Dataset items
Begin

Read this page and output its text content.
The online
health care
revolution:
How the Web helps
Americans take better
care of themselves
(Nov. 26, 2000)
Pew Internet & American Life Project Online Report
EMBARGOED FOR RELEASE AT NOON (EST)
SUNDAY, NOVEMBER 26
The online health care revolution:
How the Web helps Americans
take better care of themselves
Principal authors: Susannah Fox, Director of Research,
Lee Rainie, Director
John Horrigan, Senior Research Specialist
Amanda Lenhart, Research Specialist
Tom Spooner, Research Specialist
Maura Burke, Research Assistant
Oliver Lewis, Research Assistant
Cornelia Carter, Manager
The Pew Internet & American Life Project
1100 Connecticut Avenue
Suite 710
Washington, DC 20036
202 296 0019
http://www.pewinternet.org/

End

» EXERCISE DESCRIPTION
Everything in the listing above should be restated exactly.

» ANSWER FOR THIS EXERCISE
Read this page and output its text content.
The online
health care
revolution:
How the Web helps
Americans take better
care of themselves
(Nov. 26, 2000)
Pew Internet & American Life Project Online Report
EMBARGOED FOR RELEASE AT NOON (EST)
SUNDAY, NOVEMBER 26
The online health care revolution:
How the Web helps Americans
take better care of themselves
Principal authors: Susannah Fox, Director of Research,
Lee Rainie, Director
John Horrigan, Senior Research Specialist
Amanda Lenhart, Research Specialist
Tom Spooner, Research Specialist
Maura Burke, Research Assistant
Oliver Lewis, Research Assistant
Cornelia Carter, Manager
The Pew Internet & American Life Project
1100 Connecticut Avenue
Suite 710
Washington, DC 20036
202 296 0019
http://www.pewinternet.org/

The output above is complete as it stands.